[SET EXERCISE]:
Of the lines in these entries, how many contain the string "background"? Give the number and nothing else.

***

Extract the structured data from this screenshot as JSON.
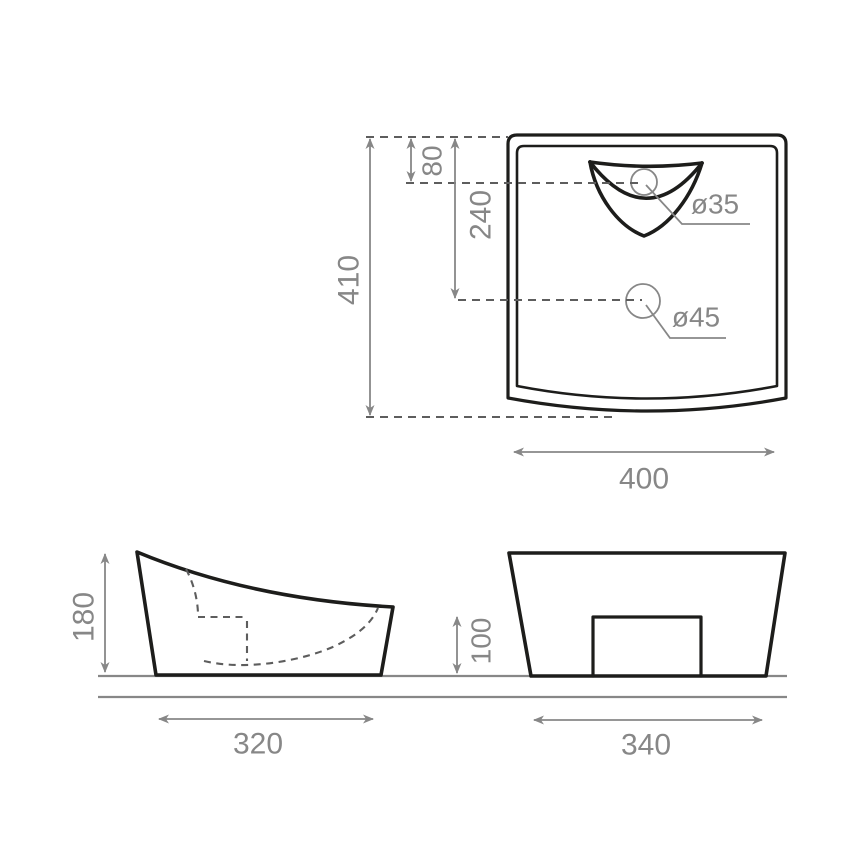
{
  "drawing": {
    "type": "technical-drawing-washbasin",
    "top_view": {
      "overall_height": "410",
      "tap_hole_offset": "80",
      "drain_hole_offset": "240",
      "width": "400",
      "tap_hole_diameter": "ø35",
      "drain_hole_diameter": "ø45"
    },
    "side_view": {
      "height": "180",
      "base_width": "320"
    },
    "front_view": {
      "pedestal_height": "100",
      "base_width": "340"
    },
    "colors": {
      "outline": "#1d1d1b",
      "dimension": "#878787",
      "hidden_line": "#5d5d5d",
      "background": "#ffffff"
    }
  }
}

***

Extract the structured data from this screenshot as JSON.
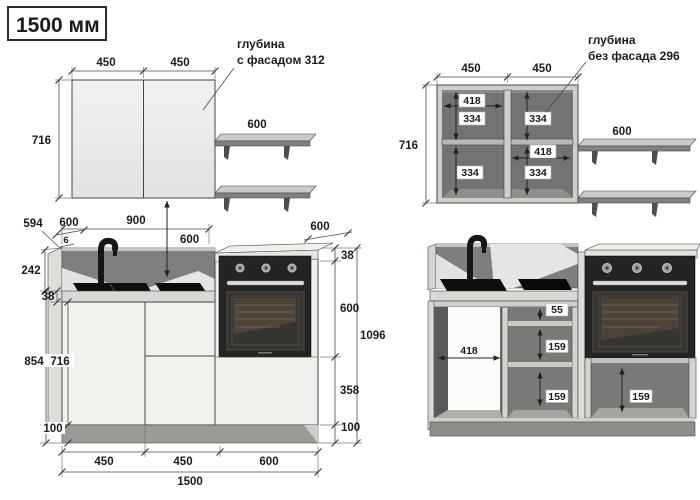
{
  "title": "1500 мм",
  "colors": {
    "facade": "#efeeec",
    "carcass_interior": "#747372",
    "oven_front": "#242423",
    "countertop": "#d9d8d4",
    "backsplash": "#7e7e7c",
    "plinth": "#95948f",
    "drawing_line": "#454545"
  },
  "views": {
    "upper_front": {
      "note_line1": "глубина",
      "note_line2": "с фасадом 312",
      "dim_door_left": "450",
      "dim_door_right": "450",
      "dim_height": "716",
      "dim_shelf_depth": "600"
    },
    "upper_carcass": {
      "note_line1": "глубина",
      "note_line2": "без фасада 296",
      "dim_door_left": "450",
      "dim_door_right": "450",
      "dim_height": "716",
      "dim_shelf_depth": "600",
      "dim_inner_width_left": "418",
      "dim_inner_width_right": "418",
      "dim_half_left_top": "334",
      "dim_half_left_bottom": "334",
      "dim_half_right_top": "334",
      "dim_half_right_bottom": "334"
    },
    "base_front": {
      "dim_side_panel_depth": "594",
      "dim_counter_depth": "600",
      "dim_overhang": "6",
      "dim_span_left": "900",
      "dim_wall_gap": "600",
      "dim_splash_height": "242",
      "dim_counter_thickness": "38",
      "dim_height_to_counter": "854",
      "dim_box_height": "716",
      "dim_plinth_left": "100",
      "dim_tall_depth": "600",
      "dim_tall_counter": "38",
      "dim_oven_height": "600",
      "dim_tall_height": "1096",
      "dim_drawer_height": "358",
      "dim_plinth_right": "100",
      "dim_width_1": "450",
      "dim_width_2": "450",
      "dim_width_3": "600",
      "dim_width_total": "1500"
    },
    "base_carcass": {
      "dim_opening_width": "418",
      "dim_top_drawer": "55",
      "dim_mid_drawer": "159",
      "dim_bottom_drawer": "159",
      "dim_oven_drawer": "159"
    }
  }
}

***

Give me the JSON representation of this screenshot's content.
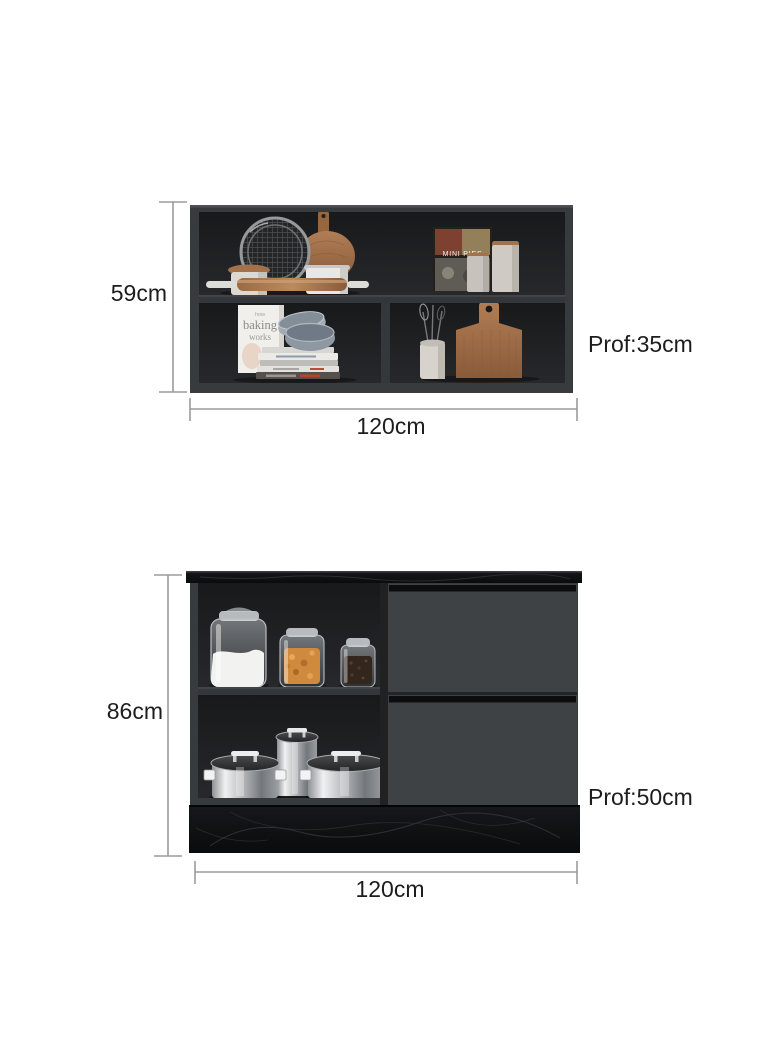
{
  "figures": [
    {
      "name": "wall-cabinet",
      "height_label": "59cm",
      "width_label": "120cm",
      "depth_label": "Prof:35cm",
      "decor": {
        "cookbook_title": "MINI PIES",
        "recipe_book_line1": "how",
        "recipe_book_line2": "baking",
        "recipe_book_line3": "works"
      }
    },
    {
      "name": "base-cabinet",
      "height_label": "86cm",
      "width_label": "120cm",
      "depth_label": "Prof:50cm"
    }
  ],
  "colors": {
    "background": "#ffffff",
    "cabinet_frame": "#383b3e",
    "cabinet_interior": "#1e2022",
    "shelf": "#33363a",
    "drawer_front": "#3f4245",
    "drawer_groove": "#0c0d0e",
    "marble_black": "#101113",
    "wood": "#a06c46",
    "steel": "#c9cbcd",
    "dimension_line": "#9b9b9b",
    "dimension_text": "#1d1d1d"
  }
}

***

[FINISHED TASK]:
2